Records contained in a dataset
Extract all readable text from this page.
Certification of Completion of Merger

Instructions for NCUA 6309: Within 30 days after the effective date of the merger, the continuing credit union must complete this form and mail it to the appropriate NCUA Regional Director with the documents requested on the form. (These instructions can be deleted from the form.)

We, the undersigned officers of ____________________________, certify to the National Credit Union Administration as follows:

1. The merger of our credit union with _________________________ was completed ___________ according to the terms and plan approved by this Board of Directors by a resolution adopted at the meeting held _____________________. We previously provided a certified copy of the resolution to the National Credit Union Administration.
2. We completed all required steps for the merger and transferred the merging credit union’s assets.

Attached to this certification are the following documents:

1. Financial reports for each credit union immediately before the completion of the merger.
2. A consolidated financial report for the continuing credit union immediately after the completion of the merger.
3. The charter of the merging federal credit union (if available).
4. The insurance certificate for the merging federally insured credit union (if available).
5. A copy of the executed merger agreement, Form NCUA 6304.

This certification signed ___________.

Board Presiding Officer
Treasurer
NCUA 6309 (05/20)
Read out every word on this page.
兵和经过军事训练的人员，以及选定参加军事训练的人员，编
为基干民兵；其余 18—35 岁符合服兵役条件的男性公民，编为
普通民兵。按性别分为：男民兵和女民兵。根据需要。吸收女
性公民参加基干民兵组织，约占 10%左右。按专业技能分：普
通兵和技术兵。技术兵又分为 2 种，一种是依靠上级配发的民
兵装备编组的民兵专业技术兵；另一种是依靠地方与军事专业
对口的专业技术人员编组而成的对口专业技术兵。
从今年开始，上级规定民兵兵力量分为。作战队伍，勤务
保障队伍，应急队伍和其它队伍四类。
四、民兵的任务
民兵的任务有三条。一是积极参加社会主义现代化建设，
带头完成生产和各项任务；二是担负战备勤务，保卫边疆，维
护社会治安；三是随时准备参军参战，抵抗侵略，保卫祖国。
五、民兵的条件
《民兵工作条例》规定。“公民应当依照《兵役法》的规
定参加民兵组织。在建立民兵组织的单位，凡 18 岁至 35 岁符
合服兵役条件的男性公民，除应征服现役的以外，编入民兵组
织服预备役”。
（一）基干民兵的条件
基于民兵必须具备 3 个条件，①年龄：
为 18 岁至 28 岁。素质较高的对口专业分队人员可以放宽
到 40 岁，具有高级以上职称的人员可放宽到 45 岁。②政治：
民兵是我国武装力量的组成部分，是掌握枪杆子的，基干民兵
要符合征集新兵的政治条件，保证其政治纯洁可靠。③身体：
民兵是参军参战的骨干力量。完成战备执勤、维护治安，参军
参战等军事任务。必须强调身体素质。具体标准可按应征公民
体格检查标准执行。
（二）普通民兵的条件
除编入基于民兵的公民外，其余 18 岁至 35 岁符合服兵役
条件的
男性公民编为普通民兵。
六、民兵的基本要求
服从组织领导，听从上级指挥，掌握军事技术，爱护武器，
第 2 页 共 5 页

#### SET PROBLEM
Extract all of the data shown above without alteration.

#### RESPONSE
Extract all readable text from this page.
Certification of Completion of Merger

Instructions for NCUA 6309: Within 30 days after the effective date of the merger, the continuing credit union must complete this form and mail it to the appropriate NCUA Regional Director with the documents requested on the form. (These instructions can be deleted from the form.)

We, the undersigned officers of ____________________________, certify to the National Credit Union Administration as follows:

1. The merger of our credit union with _________________________ was completed ___________ according to the terms and plan approved by this Board of Directors by a resolution adopted at the meeting held _____________________. We previously provided a certified copy of the resolution to the National Credit Union Administration.
2. We completed all required steps for the merger and transferred the merging credit union’s assets.

Attached to this certification are the following documents:

1. Financial reports for each credit union immediately before the completion of the merger.
2. A consolidated financial report for the continuing credit union immediately after the completion of the merger.
3. The charter of the merging federal credit union (if available).
4. The insurance certificate for the merging federally insured credit union (if available).
5. A copy of the executed merger agreement, Form NCUA 6304.

This certification signed ___________.

Board Presiding Officer
Treasurer
NCUA 6309 (05/20)
Read out every word on this page.
兵和经过军事训练的人员，以及选定参加军事训练的人员，编
为基干民兵；其余 18—35 岁符合服兵役条件的男性公民，编为
普通民兵。按性别分为：男民兵和女民兵。根据需要。吸收女
性公民参加基干民兵组织，约占 10%左右。按专业技能分：普
通兵和技术兵。技术兵又分为 2 种，一种是依靠上级配发的民
兵装备编组的民兵专业技术兵；另一种是依靠地方与军事专业
对口的专业技术人员编组而成的对口专业技术兵。
从今年开始，上级规定民兵兵力量分为。作战队伍，勤务
保障队伍，应急队伍和其它队伍四类。
四、民兵的任务
民兵的任务有三条。一是积极参加社会主义现代化建设，
带头完成生产和各项任务；二是担负战备勤务，保卫边疆，维
护社会治安；三是随时准备参军参战，抵抗侵略，保卫祖国。
五、民兵的条件
《民兵工作条例》规定。“公民应当依照《兵役法》的规
定参加民兵组织。在建立民兵组织的单位，凡 18 岁至 35 岁符
合服兵役条件的男性公民，除应征服现役的以外，编入民兵组
织服预备役”。
（一）基干民兵的条件
基于民兵必须具备 3 个条件，①年龄：
为 18 岁至 28 岁。素质较高的对口专业分队人员可以放宽
到 40 岁，具有高级以上职称的人员可放宽到 45 岁。②政治：
民兵是我国武装力量的组成部分，是掌握枪杆子的，基干民兵
要符合征集新兵的政治条件，保证其政治纯洁可靠。③身体：
民兵是参军参战的骨干力量。完成战备执勤、维护治安，参军
参战等军事任务。必须强调身体素质。具体标准可按应征公民
体格检查标准执行。
（二）普通民兵的条件
除编入基于民兵的公民外，其余 18 岁至 35 岁符合服兵役
条件的
男性公民编为普通民兵。
六、民兵的基本要求
服从组织领导，听从上级指挥，掌握军事技术，爱护武器，
第 2 页 共 5 页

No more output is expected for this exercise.